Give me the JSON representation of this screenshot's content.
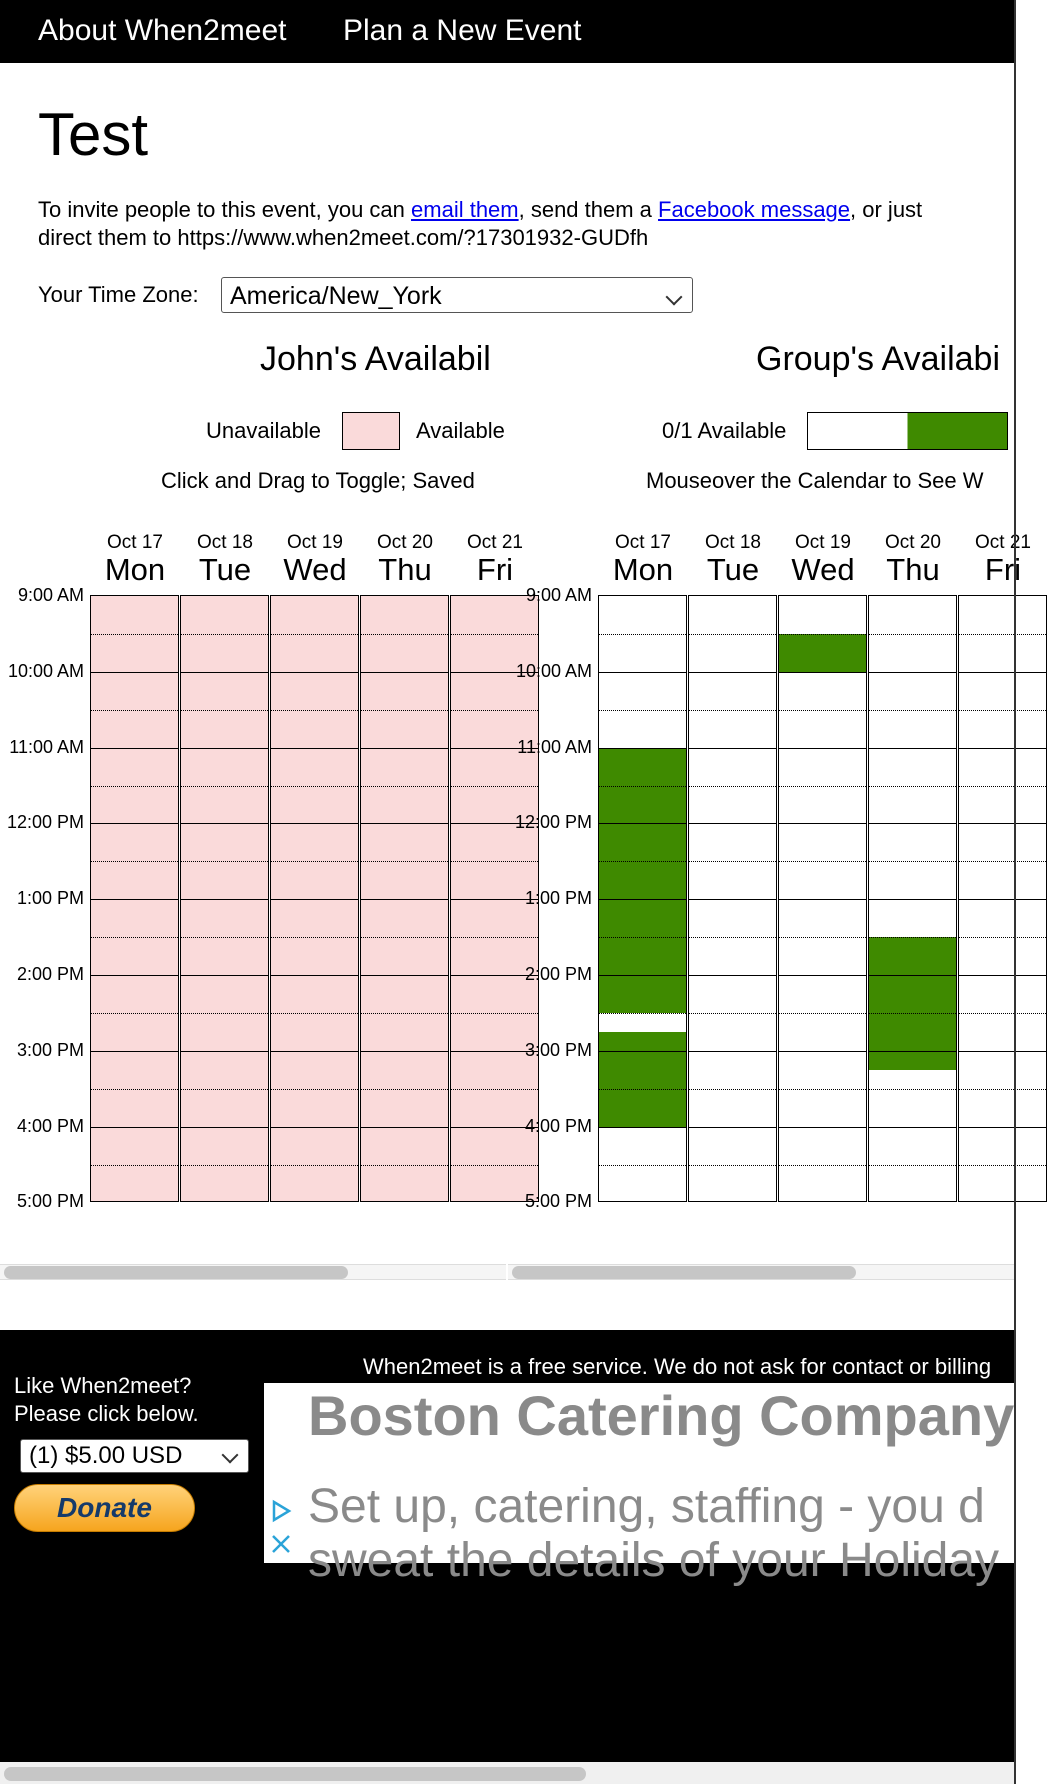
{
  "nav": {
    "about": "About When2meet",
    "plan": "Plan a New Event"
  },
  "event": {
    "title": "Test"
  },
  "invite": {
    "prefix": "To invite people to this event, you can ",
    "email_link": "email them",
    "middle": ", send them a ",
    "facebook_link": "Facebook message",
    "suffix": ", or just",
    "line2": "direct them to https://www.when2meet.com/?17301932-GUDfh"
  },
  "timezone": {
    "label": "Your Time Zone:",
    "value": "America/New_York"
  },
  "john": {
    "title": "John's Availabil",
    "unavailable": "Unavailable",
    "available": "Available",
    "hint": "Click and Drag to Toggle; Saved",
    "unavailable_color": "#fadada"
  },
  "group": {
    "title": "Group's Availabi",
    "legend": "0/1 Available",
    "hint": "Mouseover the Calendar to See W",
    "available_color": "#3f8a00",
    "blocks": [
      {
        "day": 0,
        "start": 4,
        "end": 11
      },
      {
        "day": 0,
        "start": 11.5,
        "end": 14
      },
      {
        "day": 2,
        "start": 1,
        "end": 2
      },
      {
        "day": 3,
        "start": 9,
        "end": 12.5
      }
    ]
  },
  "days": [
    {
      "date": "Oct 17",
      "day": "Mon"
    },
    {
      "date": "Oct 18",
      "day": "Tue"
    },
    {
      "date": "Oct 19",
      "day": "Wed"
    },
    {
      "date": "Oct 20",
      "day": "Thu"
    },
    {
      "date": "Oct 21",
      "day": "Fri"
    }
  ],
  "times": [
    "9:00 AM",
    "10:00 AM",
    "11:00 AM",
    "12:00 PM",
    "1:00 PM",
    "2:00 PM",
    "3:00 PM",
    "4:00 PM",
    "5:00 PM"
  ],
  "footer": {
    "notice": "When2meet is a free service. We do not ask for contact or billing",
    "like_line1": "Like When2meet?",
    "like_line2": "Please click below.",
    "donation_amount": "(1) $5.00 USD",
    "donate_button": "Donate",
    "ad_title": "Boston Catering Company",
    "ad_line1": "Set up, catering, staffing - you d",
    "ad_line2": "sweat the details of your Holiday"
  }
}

+--

WHAT IS BEING ASKED: Return every line containing "hint".

RESPONSE FOR THIS EXERCISE:
    "hint": "Click and Drag to Toggle; Saved",
    "hint": "Mouseover the Calendar to See W",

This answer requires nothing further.